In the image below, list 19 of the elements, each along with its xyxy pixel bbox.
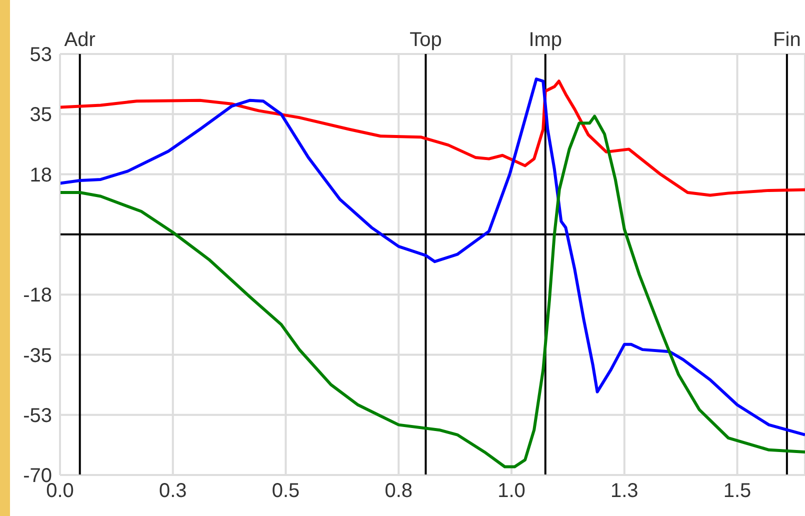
x-tick-label: 0.5	[272, 480, 300, 502]
line-series	[60, 78, 805, 436]
y-tick-label: -53	[23, 404, 52, 427]
ref-line-label: Imp	[528, 29, 562, 51]
x-tick-label: 1.0	[498, 480, 526, 502]
y-tick-label: 35	[30, 104, 52, 126]
line-series	[60, 80, 805, 197]
ref-line-label: Top	[410, 29, 442, 51]
y-tick-label: -18	[23, 284, 52, 307]
line-series	[60, 114, 805, 468]
y-tick-label: 53	[30, 44, 52, 66]
x-tick-label: 0.8	[384, 480, 413, 502]
ref-line-label: Fin	[773, 29, 801, 51]
y-tick-label: 18	[30, 164, 52, 186]
x-tick-label: 1.5	[723, 480, 752, 502]
x-tick-label: 0.3	[158, 480, 187, 502]
y-tick-label: -35	[23, 344, 52, 367]
ref-line-label: Adr	[64, 29, 96, 51]
x-tick-label: 1.3	[610, 480, 638, 502]
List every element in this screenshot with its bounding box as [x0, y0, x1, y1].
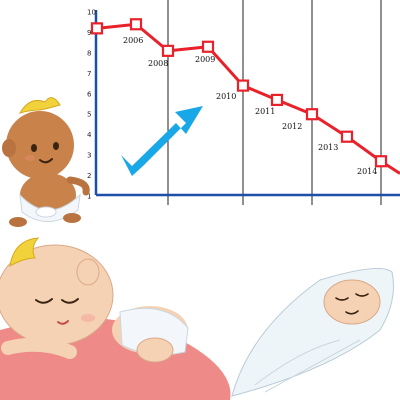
year-label-2010: 2010	[216, 92, 236, 101]
series-line	[96, 22, 400, 175]
series-polyline	[96, 22, 400, 175]
data-point-marker	[340, 130, 354, 143]
data-point-marker	[270, 93, 284, 107]
y-tick-label: 10	[87, 9, 96, 17]
y-tick-label: 3	[87, 152, 91, 160]
line-chart: 1 2 3 4 5 6 7 8 9 10 2006 2008 2009 2010 2011 2012 2013…	[87, 0, 400, 205]
data-point-marker	[236, 79, 250, 92]
year-label-2012: 2012	[282, 122, 302, 131]
y-tick-label: 2	[87, 172, 91, 180]
y-tick-label: 8	[87, 49, 91, 57]
y-tick-labels: 1 2 3 4 5 6 7 8 9 10	[87, 9, 96, 201]
data-point-marker	[374, 155, 388, 168]
sleeping-baby-illustration	[0, 237, 189, 363]
data-point-marker	[129, 18, 143, 31]
data-point-marker	[90, 22, 104, 35]
y-tick-label: 4	[87, 131, 92, 139]
sitting-baby-illustration	[2, 97, 90, 227]
vertical-gridlines	[167, 0, 382, 205]
y-tick-label: 1	[87, 193, 91, 201]
y-tick-label: 6	[87, 90, 92, 98]
data-point-marker	[161, 44, 175, 57]
year-label-2013: 2013	[318, 143, 338, 152]
data-point-marker	[201, 40, 215, 53]
y-tick-label: 5	[87, 111, 91, 119]
up-right-arrow-icon	[121, 106, 203, 176]
y-tick-label: 7	[87, 70, 91, 78]
y-tick-label: 9	[87, 29, 91, 37]
year-labels: 2006 2008 2009 2010 2011 2012 2013 2014	[123, 36, 377, 176]
swaddled-baby-illustration	[231, 267, 394, 397]
series-markers	[90, 18, 388, 168]
year-label-2014: 2014	[357, 167, 377, 176]
data-point-marker	[305, 108, 319, 121]
year-label-2009: 2009	[195, 55, 215, 64]
year-label-2006: 2006	[123, 36, 143, 45]
year-label-2011: 2011	[255, 107, 275, 116]
year-label-2008: 2008	[148, 59, 168, 68]
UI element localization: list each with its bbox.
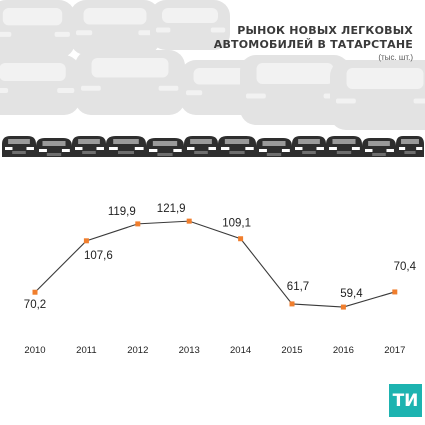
data-point-2012 <box>135 221 141 227</box>
data-label-2011: 107,6 <box>84 250 113 262</box>
data-label-2014: 109,1 <box>222 218 251 230</box>
data-label-2010: 70,2 <box>24 299 46 311</box>
chart-title: РЫНОК НОВЫХ ЛЕГКОВЫХ АВТОМОБИЛЕЙ В ТАТАР… <box>214 24 413 64</box>
data-point-2011 <box>83 238 89 244</box>
data-point-2014 <box>238 236 244 242</box>
data-label-2013: 121,9 <box>157 203 186 215</box>
series-line <box>34 220 395 308</box>
x-tick-label-2016: 2016 <box>333 345 354 356</box>
x-tick-label-2015: 2015 <box>281 345 302 356</box>
title-line-1: РЫНОК НОВЫХ ЛЕГКОВЫХ <box>237 24 413 37</box>
x-tick-label-2011: 2011 <box>76 345 96 356</box>
data-label-2012: 119,9 <box>108 206 136 218</box>
x-tick-label-2014: 2014 <box>230 345 251 356</box>
title-line-2: АВТОМОБИЛЕЙ В ТАТАРСТАНЕ <box>213 38 413 51</box>
x-tick-label-2010: 2010 <box>24 345 45 356</box>
data-point-2015 <box>289 301 295 307</box>
tatar-inform-logo: ТИ <box>389 384 422 417</box>
logo-text: ТИ <box>392 390 419 411</box>
data-point-2013 <box>186 218 192 224</box>
data-point-2017 <box>392 289 398 295</box>
x-tick-label-2012: 2012 <box>127 345 148 356</box>
unit-label: (тыс. шт.) <box>378 53 413 62</box>
data-label-2016: 59,4 <box>340 288 363 300</box>
x-tick-label-2017: 2017 <box>384 345 405 356</box>
data-label-2017: 70,4 <box>394 261 417 273</box>
data-point-2016 <box>340 304 346 310</box>
background-car-silhouettes <box>0 0 425 130</box>
line-chart: 70,2 107,6 119,9 121,9 109,1 61,7 59,4 70,4 2010… <box>24 203 417 356</box>
data-point-2010 <box>32 289 38 295</box>
data-label-2015: 61,7 <box>287 281 309 293</box>
car-illustration <box>0 0 425 157</box>
x-tick-label-2013: 2013 <box>179 345 200 356</box>
car-row-icons <box>2 136 424 157</box>
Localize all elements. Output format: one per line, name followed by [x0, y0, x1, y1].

— Problem to work on —
Change every "data-point-marker" in the records above to "point-marker" and reproduce all the lines with nothing else altered. Omit the pictures.

— Written answer —
In the image below, list 19 of the elements, each along with its xyxy pixel bbox.
x-tick-label: 0.5	[272, 480, 300, 502]
line-series	[60, 78, 805, 436]
y-tick-label: -53	[23, 404, 52, 427]
ref-line-label: Imp	[528, 29, 562, 51]
x-tick-label: 1.0	[498, 480, 526, 502]
y-tick-label: 35	[30, 104, 52, 126]
line-series	[60, 80, 805, 197]
ref-line-label: Top	[410, 29, 442, 51]
y-tick-label: -18	[23, 284, 52, 307]
line-series	[60, 114, 805, 468]
y-tick-label: 53	[30, 44, 52, 66]
x-tick-label: 0.8	[384, 480, 413, 502]
ref-line-label: Fin	[773, 29, 801, 51]
y-tick-label: 18	[30, 164, 52, 186]
x-tick-label: 1.5	[723, 480, 752, 502]
x-tick-label: 0.3	[158, 480, 187, 502]
y-tick-label: -35	[23, 344, 52, 367]
ref-line-label: Adr	[64, 29, 96, 51]
x-tick-label: 1.3	[610, 480, 638, 502]
List every element in this screenshot with its bounding box as [x0, y0, x1, y1].
year-label-2010: 2010	[216, 92, 236, 101]
series-line	[96, 22, 400, 175]
series-polyline	[96, 22, 400, 175]
point-marker	[340, 130, 354, 143]
point-marker	[270, 93, 284, 107]
y-tick-label: 10	[87, 9, 96, 17]
y-tick-label: 3	[87, 152, 91, 160]
line-chart: 1 2 3 4 5 6 7 8 9 10 2006 2008 2009 2010 2011 2012 2013…	[87, 0, 400, 205]
point-marker	[236, 79, 250, 92]
year-label-2012: 2012	[282, 122, 302, 131]
y-tick-label: 2	[87, 172, 91, 180]
y-tick-label: 8	[87, 49, 91, 57]
y-tick-labels: 1 2 3 4 5 6 7 8 9 10	[87, 9, 96, 201]
point-marker	[374, 155, 388, 168]
sleeping-baby-illustration	[0, 237, 189, 363]
point-marker	[129, 18, 143, 31]
point-marker	[90, 22, 104, 35]
y-tick-label: 4	[87, 131, 92, 139]
sitting-baby-illustration	[2, 97, 90, 227]
vertical-gridlines	[167, 0, 382, 205]
y-tick-label: 1	[87, 193, 91, 201]
y-tick-label: 6	[87, 90, 92, 98]
point-marker	[161, 44, 175, 57]
year-label-2013: 2013	[318, 143, 338, 152]
point-marker	[201, 40, 215, 53]
y-tick-label: 5	[87, 111, 91, 119]
up-right-arrow-icon	[121, 106, 203, 176]
y-tick-label: 7	[87, 70, 91, 78]
y-tick-label: 9	[87, 29, 91, 37]
year-labels: 2006 2008 2009 2010 2011 2012 2013 2014	[123, 36, 377, 176]
swaddled-baby-illustration	[231, 267, 394, 397]
series-markers	[90, 18, 388, 168]
year-label-2014: 2014	[357, 167, 377, 176]
point-marker	[305, 108, 319, 121]
year-label-2009: 2009	[195, 55, 215, 64]
year-label-2006: 2006	[123, 36, 143, 45]
year-label-2011: 2011	[255, 107, 275, 116]
year-label-2008: 2008	[148, 59, 168, 68]
UI element localization: list each with its bbox.
data-point-2012 <box>135 221 141 227</box>
data-label-2011: 107,6 <box>84 250 113 262</box>
data-label-2014: 109,1 <box>222 218 251 230</box>
data-label-2010: 70,2 <box>24 299 46 311</box>
chart-title: РЫНОК НОВЫХ ЛЕГКОВЫХ АВТОМОБИЛЕЙ В ТАТАР… <box>214 24 413 64</box>
data-point-2011 <box>83 238 89 244</box>
data-point-2014 <box>238 236 244 242</box>
data-label-2013: 121,9 <box>157 203 186 215</box>
series-line <box>34 220 395 308</box>
x-tick-label-2016: 2016 <box>333 345 354 356</box>
x-tick-label-2015: 2015 <box>281 345 302 356</box>
title-line-1: РЫНОК НОВЫХ ЛЕГКОВЫХ <box>237 24 413 37</box>
x-tick-label-2011: 2011 <box>76 345 96 356</box>
data-label-2012: 119,9 <box>108 206 136 218</box>
x-tick-label-2014: 2014 <box>230 345 251 356</box>
title-line-2: АВТОМОБИЛЕЙ В ТАТАРСТАНЕ <box>213 38 413 51</box>
x-tick-label-2010: 2010 <box>24 345 45 356</box>
data-point-2015 <box>289 301 295 307</box>
tatar-inform-logo: ТИ <box>389 384 422 417</box>
logo-text: ТИ <box>392 390 419 411</box>
data-point-2013 <box>186 218 192 224</box>
data-point-2017 <box>392 289 398 295</box>
x-tick-label-2012: 2012 <box>127 345 148 356</box>
unit-label: (тыс. шт.) <box>378 53 413 62</box>
data-label-2016: 59,4 <box>340 288 363 300</box>
x-tick-label-2017: 2017 <box>384 345 405 356</box>
data-label-2017: 70,4 <box>394 261 417 273</box>
data-point-2016 <box>340 304 346 310</box>
background-car-silhouettes <box>0 0 425 130</box>
line-chart: 70,2 107,6 119,9 121,9 109,1 61,7 59,4 70,4 2010… <box>24 203 417 356</box>
data-point-2010 <box>32 289 38 295</box>
data-label-2015: 61,7 <box>287 281 309 293</box>
car-illustration <box>0 0 425 157</box>
x-tick-label-2013: 2013 <box>179 345 200 356</box>
car-row-icons <box>2 136 424 157</box>
Localize all elements. Output format: one per line, name followed by [x0, y0, x1, y1].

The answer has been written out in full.